STATED TASK
Reproduce the portion of the commit diff below, starting at "sritterginkgo · web-flow" and ending at "self.add_item(index, items)".

ARTICLE
-- Begin --
Performance improvement for processing (#146)

sritterginkgo · web-flow · commit bb362a0e9e82 · 2024-05-31T17:08:01.000+01:00
diff --git a/src/litdata/streaming/writer.py b/src/litdata/streaming/writer.py
@@ -99,6 +99,9 @@ def __init__(
         self._distributed_env = _DistributedEnv.detect()
         self._follow_tensor_dimension = follow_tensor_dimension
 
+        self._per_sample_num_bytes = 0
+        self._per_sample_num_items = 0
+
     @property
     def filled(self) -> bool:
         """Returns whether the caching phase is done."""
@@ -277,8 +280,9 @@ def __setitem__(self, index: int, items: Any) -> None:
         self.add_item(index, items)
 
     def add_item(self, index: int, items: Any) -> Optional[str]:
-        # Track the minimum index provided to the writer
-        # Serialize the items and store an Item object.
+        """Given an index and items will serialize the items and store an Item object to the growing
+        `_serialized_items`."""
+
         if index in self._serialized_items:
             raise ValueError(f"The provided index {index} already exists in the cache.")
 
@@ -289,23 +293,50 @@ def add_item(self, index: int, items: Any) -> Optional[str]:
             bytes=len(data),
             dim=dim,
         )
-
-        if not self._should_write():
+        if self._min_index is None:
+            # When processing the first item for the current chunk
+            indexes = list(self._serialized_items.keys())
+            self._max_index = self._min_index = indexes[0] if len(indexes) == 1 else min(*indexes)
-- End --
SOURCE EXCERPT
-- Begin --
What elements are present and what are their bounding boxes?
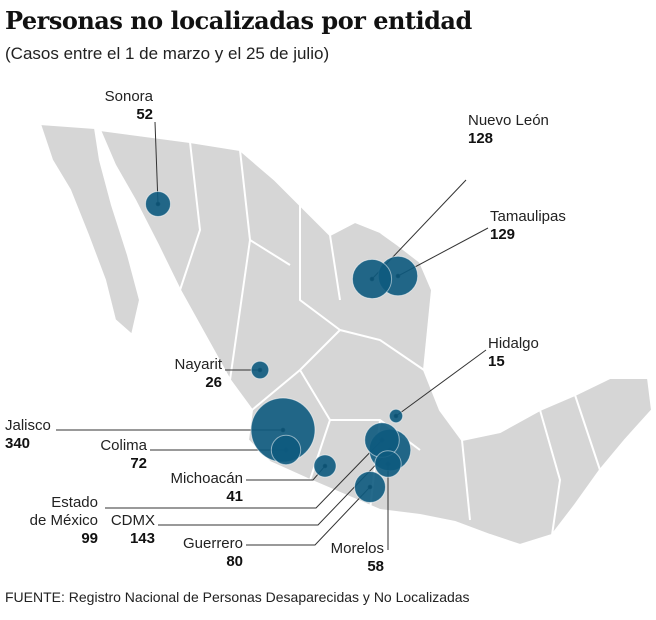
-- End --
RESPONSE TO THE TASK
sritterginkgo · web-flow · commit bb362a0e9e82 · 2024-05-31T17:08:01.000+01:00
diff --git a/src/litdata/streaming/writer.py b/src/litdata/streaming/writer.py
@@ -99,6 +99,9 @@ def __init__(
         self._distributed_env = _DistributedEnv.detect()
         self._follow_tensor_dimension = follow_tensor_dimension
 
+        self._per_sample_num_bytes = 0
+        self._per_sample_num_items = 0
+
     @property
     def filled(self) -> bool:
         """Returns whether the caching phase is done."""
@@ -277,8 +280,9 @@ def __setitem__(self, index: int, items: Any) -> None:
         self.add_item(index, items)